**Record list:**
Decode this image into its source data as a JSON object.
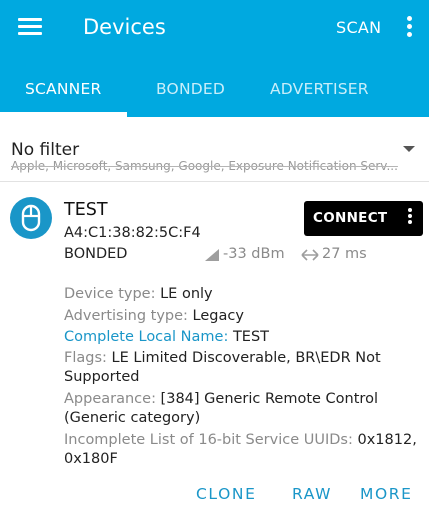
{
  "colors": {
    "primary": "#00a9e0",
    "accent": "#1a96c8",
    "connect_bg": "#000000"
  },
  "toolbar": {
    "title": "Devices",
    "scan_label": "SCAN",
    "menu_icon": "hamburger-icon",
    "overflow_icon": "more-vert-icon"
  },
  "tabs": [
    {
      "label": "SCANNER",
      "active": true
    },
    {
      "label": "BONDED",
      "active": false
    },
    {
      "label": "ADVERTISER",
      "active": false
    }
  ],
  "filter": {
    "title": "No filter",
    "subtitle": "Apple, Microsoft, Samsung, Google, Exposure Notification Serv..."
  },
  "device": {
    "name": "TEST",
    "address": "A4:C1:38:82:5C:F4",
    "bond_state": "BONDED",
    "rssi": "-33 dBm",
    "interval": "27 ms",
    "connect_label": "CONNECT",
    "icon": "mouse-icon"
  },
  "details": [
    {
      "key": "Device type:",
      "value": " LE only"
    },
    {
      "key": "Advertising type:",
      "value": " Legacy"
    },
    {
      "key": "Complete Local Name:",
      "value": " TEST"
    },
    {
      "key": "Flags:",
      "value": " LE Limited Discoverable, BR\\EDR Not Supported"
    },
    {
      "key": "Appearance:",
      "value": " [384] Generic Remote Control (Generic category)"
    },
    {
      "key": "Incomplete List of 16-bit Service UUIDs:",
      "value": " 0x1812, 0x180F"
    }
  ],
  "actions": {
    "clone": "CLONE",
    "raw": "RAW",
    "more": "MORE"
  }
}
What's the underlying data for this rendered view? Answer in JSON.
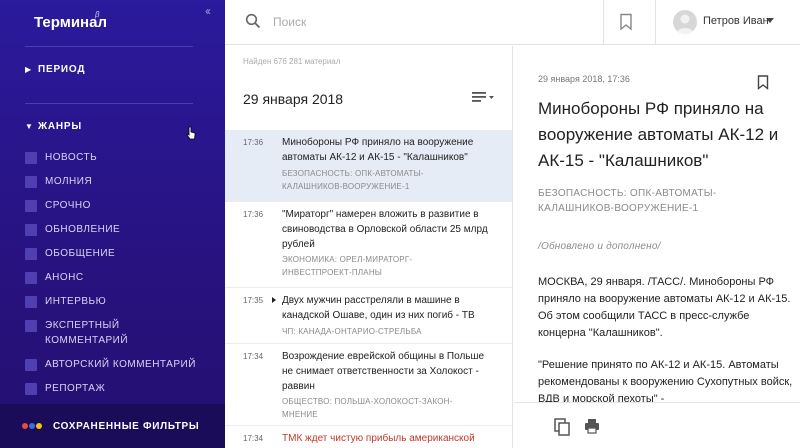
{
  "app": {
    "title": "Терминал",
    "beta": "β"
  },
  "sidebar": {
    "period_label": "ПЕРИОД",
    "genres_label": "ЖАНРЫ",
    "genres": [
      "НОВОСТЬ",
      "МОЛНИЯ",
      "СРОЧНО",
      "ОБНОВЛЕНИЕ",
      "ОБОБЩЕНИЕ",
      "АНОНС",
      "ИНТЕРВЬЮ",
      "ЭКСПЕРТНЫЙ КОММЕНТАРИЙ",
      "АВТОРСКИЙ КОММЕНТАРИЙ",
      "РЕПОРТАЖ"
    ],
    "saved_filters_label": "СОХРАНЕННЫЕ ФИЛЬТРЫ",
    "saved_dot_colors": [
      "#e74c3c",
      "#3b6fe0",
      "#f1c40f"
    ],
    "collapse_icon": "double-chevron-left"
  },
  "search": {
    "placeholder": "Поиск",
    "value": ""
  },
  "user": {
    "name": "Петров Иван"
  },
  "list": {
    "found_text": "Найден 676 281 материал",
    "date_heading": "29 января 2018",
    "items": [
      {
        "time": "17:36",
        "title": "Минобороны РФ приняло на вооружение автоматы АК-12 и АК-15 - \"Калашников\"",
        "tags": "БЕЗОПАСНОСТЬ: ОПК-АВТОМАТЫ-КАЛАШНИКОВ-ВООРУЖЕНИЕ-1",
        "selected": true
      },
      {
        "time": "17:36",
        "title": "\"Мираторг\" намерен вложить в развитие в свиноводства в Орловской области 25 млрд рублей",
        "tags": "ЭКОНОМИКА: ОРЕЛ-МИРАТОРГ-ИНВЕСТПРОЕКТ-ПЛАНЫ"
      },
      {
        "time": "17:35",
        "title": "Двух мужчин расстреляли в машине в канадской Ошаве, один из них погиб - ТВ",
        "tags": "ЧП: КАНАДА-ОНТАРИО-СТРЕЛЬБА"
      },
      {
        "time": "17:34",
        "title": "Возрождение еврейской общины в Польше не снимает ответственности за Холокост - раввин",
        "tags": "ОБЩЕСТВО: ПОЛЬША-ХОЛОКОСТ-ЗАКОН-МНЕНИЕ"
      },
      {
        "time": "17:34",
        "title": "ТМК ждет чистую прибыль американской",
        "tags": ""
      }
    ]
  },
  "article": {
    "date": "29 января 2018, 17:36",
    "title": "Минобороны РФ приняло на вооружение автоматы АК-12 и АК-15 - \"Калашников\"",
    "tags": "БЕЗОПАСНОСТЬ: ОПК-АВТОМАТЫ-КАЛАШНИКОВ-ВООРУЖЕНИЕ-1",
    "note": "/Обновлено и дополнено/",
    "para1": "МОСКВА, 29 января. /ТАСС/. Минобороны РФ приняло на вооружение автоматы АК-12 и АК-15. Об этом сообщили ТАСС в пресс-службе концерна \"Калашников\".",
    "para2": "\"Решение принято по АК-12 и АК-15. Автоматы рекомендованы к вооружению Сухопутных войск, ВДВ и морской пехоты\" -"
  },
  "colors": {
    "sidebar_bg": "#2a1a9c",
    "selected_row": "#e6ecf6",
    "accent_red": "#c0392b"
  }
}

**What you need to do:** List every line above containing the word "БЕЗОПАСНОСТЬ".

**Written response:**
        "tags": "БЕЗОПАСНОСТЬ: ОПК-АВТОМАТЫ-КАЛАШНИКОВ-ВООРУЖЕНИЕ-1",
    "tags": "БЕЗОПАСНОСТЬ: ОПК-АВТОМАТЫ-КАЛАШНИКОВ-ВООРУЖЕНИЕ-1",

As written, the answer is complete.